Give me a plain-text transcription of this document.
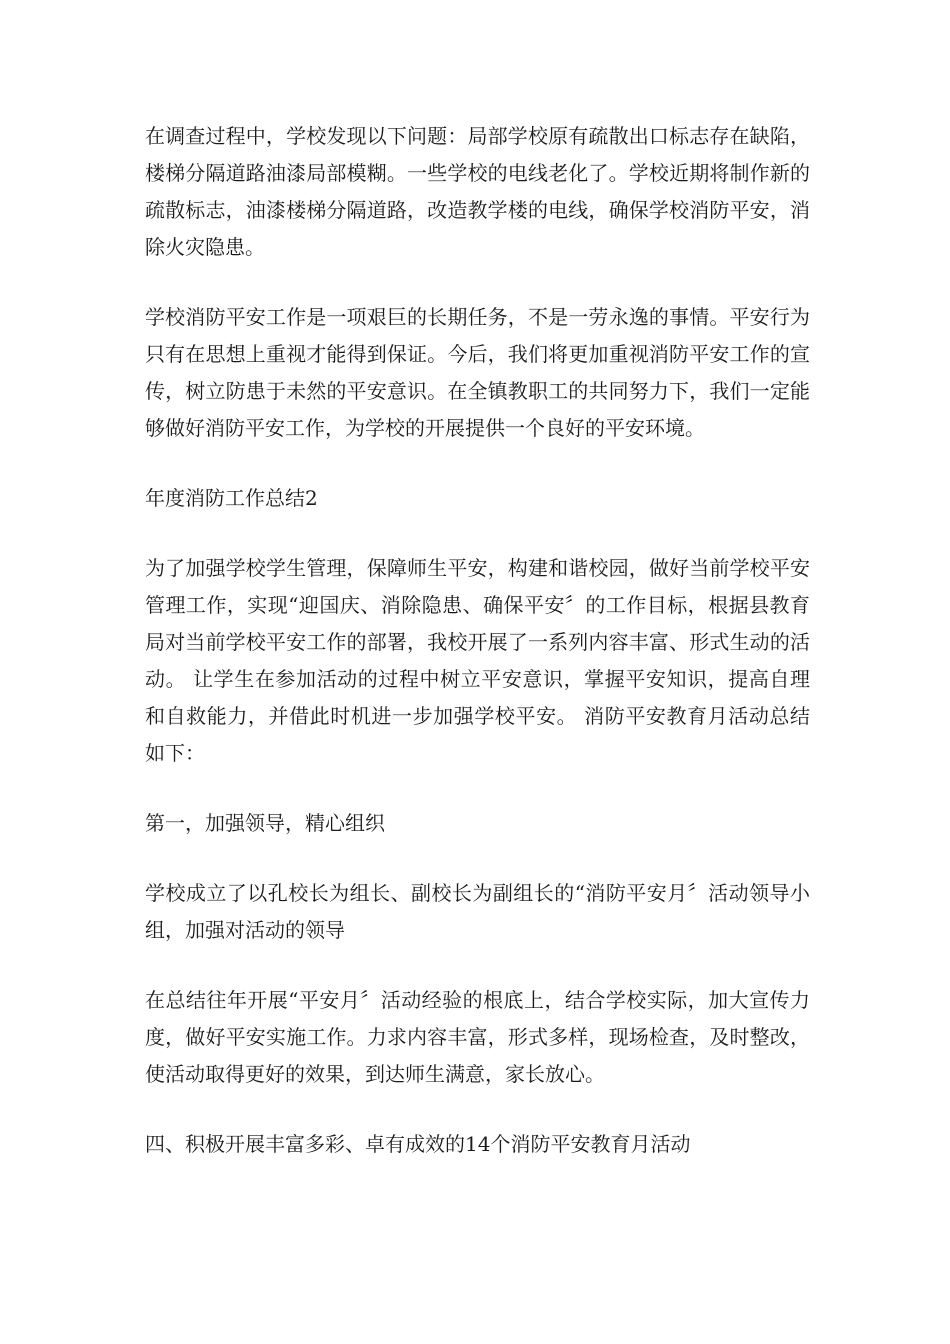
在调查过程中，学校发现以下问题：局部学校原有疏散出口标志存在缺陷，楼梯分隔道路油漆局部模糊。一些学校的电线老化了。学校近期将制作新的疏散标志，油漆楼梯分隔道路，改造教学楼的电线，确保学校消防平安，消除火灾隐患。

学校消防平安工作是一项艰巨的长期任务，不是一劳永逸的事情。平安行为只有在思想上重视才能得到保证。今后，我们将更加重视消防平安工作的宣传，树立防患于未然的平安意识。在全镇教职工的共同努力下，我们一定能够做好消防平安工作，为学校的开展提供一个良好的平安环境。

年度消防工作总结2

为了加强学校学生管理，保障师生平安，构建和谐校园，做好当前学校平安管理工作，实现“迎国庆、消除隐患、确保平安〞的工作目标，根据县教育局对当前学校平安工作的部署，我校开展了一系列内容丰富、形式生动的活动。 让学生在参加活动的过程中树立平安意识，掌握平安知识，提高自理和自救能力，并借此时机进一步加强学校平安。 消防平安教育月活动总结如下：

第一，加强领导，精心组织

学校成立了以孔校长为组长、副校长为副组长的“消防平安月〞活动领导小组，加强对活动的领导

在总结往年开展“平安月〞活动经验的根底上，结合学校实际，加大宣传力度，做好平安实施工作。力求内容丰富，形式多样，现场检查，及时整改，使活动取得更好的效果，到达师生满意，家长放心。

四、积极开展丰富多彩、卓有成效的14个消防平安教育月活动
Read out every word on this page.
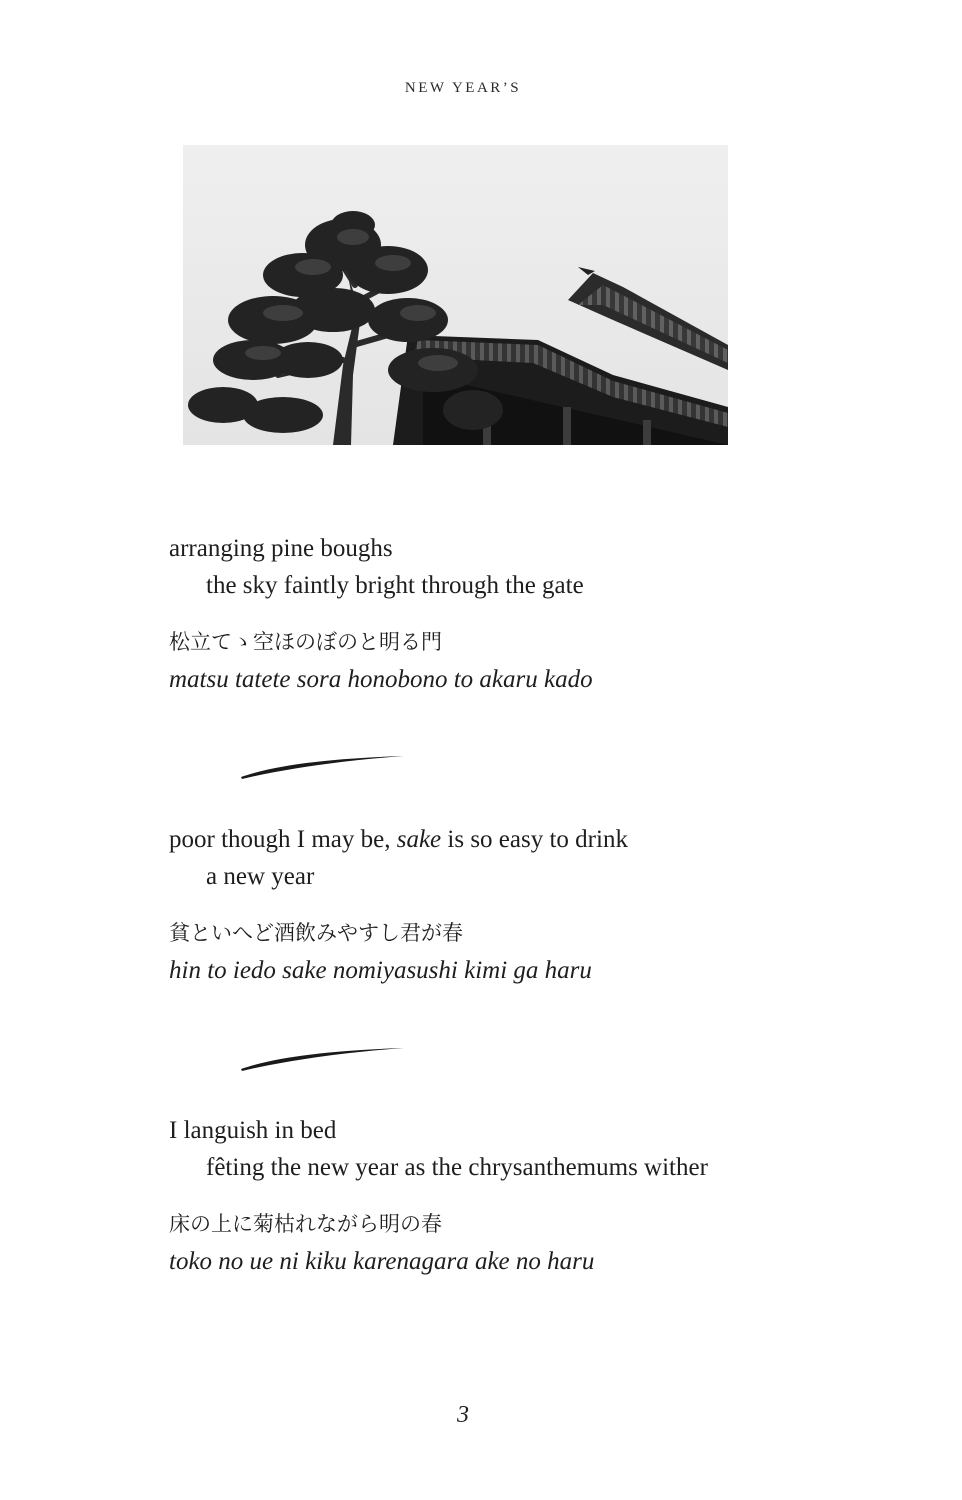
NEW YEAR’S
arranging pine boughs
the sky faintly bright through the gate
松立てゝ空ほのぼのと明る門
matsu tatete sora honobono to akaru kado
poor though I may be, sake is so easy to drink
a new year
貧といへど酒飲みやすし君が春
hin to iedo sake nomiyasushi kimi ga haru
I languish in bed
fêting the new year as the chrysanthemums wither
床の上に菊枯れながら明の春
toko no ue ni kiku karenagara ake no haru
3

▸ **EXERCISE GOAL**
Without including any pictures, output all the entries above exactly.

▸ **SOLUTION**
Give me a plain-text transcription of this document.
在调查过程中，学校发现以下问题：局部学校原有疏散出口标志存在缺陷，楼梯分隔道路油漆局部模糊。一些学校的电线老化了。学校近期将制作新的疏散标志，油漆楼梯分隔道路，改造教学楼的电线，确保学校消防平安，消除火灾隐患。

学校消防平安工作是一项艰巨的长期任务，不是一劳永逸的事情。平安行为只有在思想上重视才能得到保证。今后，我们将更加重视消防平安工作的宣传，树立防患于未然的平安意识。在全镇教职工的共同努力下，我们一定能够做好消防平安工作，为学校的开展提供一个良好的平安环境。

年度消防工作总结2

为了加强学校学生管理，保障师生平安，构建和谐校园，做好当前学校平安管理工作，实现“迎国庆、消除隐患、确保平安〞的工作目标，根据县教育局对当前学校平安工作的部署，我校开展了一系列内容丰富、形式生动的活动。 让学生在参加活动的过程中树立平安意识，掌握平安知识，提高自理和自救能力，并借此时机进一步加强学校平安。 消防平安教育月活动总结如下：

第一，加强领导，精心组织

学校成立了以孔校长为组长、副校长为副组长的“消防平安月〞活动领导小组，加强对活动的领导

在总结往年开展“平安月〞活动经验的根底上，结合学校实际，加大宣传力度，做好平安实施工作。力求内容丰富，形式多样，现场检查，及时整改，使活动取得更好的效果，到达师生满意，家长放心。

四、积极开展丰富多彩、卓有成效的14个消防平安教育月活动
Read out every word on this page.
NEW YEAR’S
arranging pine boughs
the sky faintly bright through the gate
松立てゝ空ほのぼのと明る門
matsu tatete sora honobono to akaru kado
poor though I may be, sake is so easy to drink
a new year
貧といへど酒飲みやすし君が春
hin to iedo sake nomiyasushi kimi ga haru
I languish in bed
fêting the new year as the chrysanthemums wither
床の上に菊枯れながら明の春
toko no ue ni kiku karenagara ake no haru
3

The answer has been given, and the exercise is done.